Data records
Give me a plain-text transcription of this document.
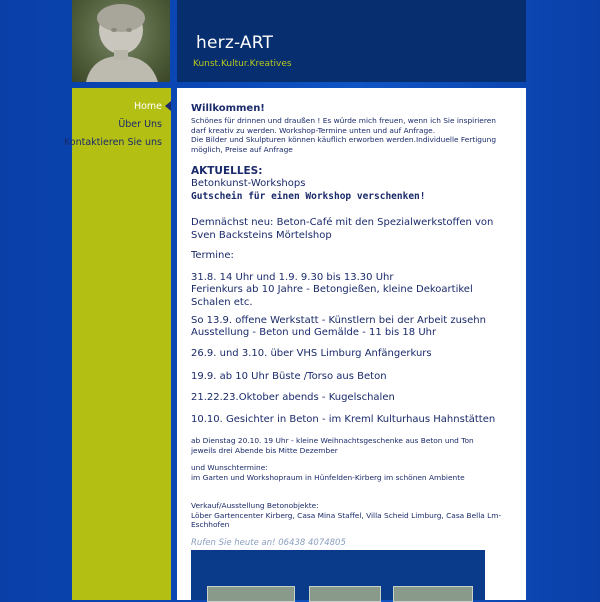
herz-ART
Kunst.Kultur.Kreatives
Home
Über Uns
Kontaktieren Sie uns
Willkommen!
Schönes für drinnen und draußen ! Es würde mich freuen, wenn ich Sie inspirieren
darf kreativ zu werden. Workshop-Termine unten und auf Anfrage.
Die Bilder und Skulpturen können käuflich erworben werden.Individuelle Fertigung
möglich, Preise auf Anfrage
AKTUELLES:
Betonkunst-Workshops
Gutschein für einen Workshop verschenken!
Demnächst neu: Beton-Café mit den Spezialwerkstoffen von
Sven Backsteins Mörtelshop
Termine:
31.8. 14 Uhr und 1.9. 9.30 bis 13.30 Uhr
Ferienkurs ab 10 Jahre - Betongießen, kleine Dekoartikel
Schalen etc.
So 13.9. offene Werkstatt - Künstlern bei der Arbeit zusehn
Ausstellung - Beton und Gemälde - 11 bis 18 Uhr
26.9. und 3.10. über VHS Limburg Anfängerkurs
19.9. ab 10 Uhr Büste /Torso aus Beton
21.22.23.Oktober abends - Kugelschalen
10.10. Gesichter in Beton - im Kreml Kulturhaus Hahnstätten
ab Dienstag 20.10. 19 Uhr - kleine Weihnachtsgeschenke aus Beton und Ton
jeweils drei Abende bis Mitte Dezember
und Wunschtermine:
im Garten und Workshopraum in Hünfelden-Kirberg im schönen Ambiente
Verkauf/Ausstellung Betonobjekte:
Löber Gartencenter Kirberg, Casa Mina Staffel, Villa Scheid Limburg, Casa Bella Lm-
Eschhofen
Rufen Sie heute an! 06438 4074805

> **Task to complete**
Every line of the records that includes the word "kleine" should be gathered.

> **Right answer**
Ferienkurs ab 10 Jahre - Betongießen, kleine Dekoartikel
ab Dienstag 20.10. 19 Uhr - kleine Weihnachtsgeschenke aus Beton und Ton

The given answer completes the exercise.